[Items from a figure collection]
BEGIN

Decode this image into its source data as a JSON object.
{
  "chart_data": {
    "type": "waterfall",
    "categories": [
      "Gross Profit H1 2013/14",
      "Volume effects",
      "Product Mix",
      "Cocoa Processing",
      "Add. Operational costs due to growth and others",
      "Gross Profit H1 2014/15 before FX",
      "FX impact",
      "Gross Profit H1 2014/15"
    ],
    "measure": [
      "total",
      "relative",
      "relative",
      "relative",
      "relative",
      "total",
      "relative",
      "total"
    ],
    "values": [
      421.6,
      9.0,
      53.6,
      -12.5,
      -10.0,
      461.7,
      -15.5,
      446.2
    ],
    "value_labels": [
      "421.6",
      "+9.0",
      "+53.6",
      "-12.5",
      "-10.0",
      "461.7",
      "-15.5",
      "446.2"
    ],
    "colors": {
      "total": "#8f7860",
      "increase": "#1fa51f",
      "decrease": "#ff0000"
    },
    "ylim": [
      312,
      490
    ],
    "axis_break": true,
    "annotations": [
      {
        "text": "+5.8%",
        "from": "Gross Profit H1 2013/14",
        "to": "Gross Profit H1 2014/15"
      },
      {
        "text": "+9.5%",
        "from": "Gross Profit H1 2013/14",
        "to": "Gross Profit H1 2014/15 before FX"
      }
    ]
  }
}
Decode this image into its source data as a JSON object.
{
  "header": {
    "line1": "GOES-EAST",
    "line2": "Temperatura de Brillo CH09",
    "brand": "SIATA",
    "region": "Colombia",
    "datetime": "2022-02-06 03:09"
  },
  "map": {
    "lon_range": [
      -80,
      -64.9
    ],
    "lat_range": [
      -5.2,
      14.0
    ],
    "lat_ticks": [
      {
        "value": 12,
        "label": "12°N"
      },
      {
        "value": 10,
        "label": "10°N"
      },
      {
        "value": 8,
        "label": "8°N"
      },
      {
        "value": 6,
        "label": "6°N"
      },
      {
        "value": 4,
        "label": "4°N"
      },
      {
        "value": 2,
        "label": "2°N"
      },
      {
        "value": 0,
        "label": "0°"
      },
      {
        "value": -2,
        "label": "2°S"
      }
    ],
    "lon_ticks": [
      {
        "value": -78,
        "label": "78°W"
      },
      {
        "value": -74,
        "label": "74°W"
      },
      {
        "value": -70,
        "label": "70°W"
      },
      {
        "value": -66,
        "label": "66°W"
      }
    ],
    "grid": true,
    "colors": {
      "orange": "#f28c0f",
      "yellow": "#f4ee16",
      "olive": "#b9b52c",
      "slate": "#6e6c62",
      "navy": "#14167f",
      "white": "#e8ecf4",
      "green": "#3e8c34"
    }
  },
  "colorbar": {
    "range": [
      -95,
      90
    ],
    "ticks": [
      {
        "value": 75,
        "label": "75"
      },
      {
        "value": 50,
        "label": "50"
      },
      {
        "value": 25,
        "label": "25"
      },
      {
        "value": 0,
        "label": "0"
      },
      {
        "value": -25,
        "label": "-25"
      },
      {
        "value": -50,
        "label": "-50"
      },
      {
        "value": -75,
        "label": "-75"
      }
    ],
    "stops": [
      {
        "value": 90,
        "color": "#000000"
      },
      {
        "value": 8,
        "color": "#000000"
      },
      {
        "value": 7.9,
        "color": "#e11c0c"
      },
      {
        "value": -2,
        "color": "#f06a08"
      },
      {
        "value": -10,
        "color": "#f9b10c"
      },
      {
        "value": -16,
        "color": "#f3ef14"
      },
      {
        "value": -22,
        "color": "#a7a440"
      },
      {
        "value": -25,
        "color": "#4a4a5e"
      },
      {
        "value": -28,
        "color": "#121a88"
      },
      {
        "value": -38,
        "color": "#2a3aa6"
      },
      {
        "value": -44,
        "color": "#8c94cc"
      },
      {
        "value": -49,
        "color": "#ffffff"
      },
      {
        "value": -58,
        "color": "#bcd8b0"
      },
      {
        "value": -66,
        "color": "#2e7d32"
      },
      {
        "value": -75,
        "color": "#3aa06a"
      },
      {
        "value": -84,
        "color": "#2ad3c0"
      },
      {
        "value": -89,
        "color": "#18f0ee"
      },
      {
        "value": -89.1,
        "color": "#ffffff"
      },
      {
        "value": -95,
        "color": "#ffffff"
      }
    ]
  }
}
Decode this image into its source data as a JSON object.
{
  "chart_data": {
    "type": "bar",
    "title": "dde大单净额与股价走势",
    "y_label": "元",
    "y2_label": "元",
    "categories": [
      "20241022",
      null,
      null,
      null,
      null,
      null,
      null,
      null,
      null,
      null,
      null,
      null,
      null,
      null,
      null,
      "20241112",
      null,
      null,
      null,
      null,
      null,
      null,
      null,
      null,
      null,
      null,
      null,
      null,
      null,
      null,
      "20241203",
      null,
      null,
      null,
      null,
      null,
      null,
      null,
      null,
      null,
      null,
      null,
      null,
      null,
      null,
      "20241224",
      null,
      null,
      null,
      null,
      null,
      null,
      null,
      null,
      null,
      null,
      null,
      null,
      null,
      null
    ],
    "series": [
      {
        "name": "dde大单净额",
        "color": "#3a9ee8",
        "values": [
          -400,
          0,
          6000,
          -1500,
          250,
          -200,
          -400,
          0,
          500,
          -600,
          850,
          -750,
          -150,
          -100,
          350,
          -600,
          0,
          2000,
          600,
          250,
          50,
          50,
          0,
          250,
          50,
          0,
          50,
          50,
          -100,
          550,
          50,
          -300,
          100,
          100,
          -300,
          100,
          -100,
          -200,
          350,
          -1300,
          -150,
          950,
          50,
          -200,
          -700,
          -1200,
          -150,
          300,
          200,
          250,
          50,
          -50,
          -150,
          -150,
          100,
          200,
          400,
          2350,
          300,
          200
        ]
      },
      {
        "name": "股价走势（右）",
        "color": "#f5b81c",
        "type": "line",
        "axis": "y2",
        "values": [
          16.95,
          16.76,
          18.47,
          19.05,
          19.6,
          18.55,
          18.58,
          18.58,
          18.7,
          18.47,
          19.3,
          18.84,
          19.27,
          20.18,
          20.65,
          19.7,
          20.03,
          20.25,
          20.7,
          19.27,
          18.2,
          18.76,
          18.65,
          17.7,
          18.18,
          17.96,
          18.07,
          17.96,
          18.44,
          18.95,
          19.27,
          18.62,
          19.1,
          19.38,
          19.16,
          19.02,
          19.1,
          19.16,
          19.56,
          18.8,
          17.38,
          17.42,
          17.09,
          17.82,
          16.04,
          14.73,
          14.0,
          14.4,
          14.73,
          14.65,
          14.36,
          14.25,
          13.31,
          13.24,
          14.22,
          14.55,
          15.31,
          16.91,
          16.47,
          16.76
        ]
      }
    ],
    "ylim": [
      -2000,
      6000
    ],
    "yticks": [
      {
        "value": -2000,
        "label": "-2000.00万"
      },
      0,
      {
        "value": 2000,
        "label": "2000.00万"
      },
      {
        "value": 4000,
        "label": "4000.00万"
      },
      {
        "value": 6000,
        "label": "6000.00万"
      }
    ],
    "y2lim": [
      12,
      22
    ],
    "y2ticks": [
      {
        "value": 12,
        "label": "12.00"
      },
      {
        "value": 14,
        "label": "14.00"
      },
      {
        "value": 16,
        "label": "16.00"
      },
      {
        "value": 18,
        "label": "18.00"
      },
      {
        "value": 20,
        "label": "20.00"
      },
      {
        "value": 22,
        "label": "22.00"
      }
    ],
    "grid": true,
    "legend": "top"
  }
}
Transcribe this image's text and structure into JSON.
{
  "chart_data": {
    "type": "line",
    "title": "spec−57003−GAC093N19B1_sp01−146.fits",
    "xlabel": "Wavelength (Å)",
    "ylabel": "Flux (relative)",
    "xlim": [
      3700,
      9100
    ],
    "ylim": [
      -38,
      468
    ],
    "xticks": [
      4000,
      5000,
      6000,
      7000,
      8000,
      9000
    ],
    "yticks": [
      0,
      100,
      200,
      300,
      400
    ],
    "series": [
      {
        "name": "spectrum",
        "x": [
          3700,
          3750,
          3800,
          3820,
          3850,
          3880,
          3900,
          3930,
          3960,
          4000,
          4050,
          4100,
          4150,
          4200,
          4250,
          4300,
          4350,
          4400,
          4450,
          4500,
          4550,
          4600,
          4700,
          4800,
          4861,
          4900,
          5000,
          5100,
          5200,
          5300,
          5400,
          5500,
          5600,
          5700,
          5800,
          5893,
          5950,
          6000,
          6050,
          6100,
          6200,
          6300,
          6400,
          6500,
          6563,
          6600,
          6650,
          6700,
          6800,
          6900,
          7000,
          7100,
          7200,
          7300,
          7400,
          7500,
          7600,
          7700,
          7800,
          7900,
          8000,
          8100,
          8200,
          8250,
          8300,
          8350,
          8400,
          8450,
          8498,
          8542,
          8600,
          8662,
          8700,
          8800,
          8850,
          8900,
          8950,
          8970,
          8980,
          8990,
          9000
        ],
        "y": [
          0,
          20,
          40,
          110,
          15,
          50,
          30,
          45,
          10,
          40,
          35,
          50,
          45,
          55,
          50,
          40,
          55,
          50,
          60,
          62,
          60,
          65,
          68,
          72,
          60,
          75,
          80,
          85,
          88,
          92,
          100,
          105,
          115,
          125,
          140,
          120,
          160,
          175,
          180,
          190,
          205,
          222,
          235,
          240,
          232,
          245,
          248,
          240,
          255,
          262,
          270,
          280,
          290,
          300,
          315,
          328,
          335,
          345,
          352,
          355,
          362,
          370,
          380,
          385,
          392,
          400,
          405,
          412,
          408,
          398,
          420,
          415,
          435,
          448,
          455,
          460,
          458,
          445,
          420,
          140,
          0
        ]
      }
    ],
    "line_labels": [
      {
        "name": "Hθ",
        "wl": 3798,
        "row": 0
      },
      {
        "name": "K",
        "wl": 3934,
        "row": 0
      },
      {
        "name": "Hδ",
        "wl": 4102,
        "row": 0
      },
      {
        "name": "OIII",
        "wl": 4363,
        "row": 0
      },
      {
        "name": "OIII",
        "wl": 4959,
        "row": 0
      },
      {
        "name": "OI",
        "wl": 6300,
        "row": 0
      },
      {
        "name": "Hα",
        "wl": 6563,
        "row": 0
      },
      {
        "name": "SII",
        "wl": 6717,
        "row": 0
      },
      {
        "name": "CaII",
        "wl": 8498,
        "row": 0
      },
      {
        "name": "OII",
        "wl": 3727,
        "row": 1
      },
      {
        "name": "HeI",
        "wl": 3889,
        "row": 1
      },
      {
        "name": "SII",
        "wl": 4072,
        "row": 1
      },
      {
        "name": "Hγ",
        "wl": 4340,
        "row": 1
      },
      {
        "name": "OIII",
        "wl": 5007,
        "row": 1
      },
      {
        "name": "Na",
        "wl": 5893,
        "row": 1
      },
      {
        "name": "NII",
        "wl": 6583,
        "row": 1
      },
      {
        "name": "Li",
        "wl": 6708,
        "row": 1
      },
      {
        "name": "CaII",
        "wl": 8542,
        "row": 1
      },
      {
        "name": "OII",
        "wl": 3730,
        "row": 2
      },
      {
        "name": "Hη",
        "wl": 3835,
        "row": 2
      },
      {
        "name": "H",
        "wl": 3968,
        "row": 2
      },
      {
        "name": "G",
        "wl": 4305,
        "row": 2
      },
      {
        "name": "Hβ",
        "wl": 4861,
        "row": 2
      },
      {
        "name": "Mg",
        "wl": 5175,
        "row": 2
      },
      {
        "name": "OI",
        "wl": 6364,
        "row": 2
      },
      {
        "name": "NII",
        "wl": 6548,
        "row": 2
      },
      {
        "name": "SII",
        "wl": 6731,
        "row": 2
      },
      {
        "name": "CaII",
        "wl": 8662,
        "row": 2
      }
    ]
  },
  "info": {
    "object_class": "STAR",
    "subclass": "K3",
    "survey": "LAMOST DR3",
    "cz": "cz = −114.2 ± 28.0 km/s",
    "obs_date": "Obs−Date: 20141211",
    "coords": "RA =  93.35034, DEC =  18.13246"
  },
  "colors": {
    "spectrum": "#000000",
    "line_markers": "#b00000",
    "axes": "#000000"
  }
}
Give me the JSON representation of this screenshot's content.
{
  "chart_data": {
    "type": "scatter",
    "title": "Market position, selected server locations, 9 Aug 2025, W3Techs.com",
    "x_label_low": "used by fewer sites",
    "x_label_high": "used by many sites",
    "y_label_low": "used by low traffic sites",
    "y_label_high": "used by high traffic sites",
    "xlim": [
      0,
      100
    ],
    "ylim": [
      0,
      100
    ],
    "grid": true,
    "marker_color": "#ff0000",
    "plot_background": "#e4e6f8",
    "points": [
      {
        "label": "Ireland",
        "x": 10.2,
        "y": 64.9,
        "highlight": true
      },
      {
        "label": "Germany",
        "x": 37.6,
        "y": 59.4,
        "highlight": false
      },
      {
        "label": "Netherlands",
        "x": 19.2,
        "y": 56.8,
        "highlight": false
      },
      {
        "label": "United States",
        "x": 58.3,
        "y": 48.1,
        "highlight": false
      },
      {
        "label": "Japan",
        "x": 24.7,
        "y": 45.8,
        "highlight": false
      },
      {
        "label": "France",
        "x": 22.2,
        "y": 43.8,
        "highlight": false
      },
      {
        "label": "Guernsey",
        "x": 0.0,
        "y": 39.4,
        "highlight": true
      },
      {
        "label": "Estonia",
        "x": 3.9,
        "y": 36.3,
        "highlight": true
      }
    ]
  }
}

END

- **Written task**
Within the listing above, work out how many lines contain the string "Profit", and reply with that number only.

- **Final answer**
7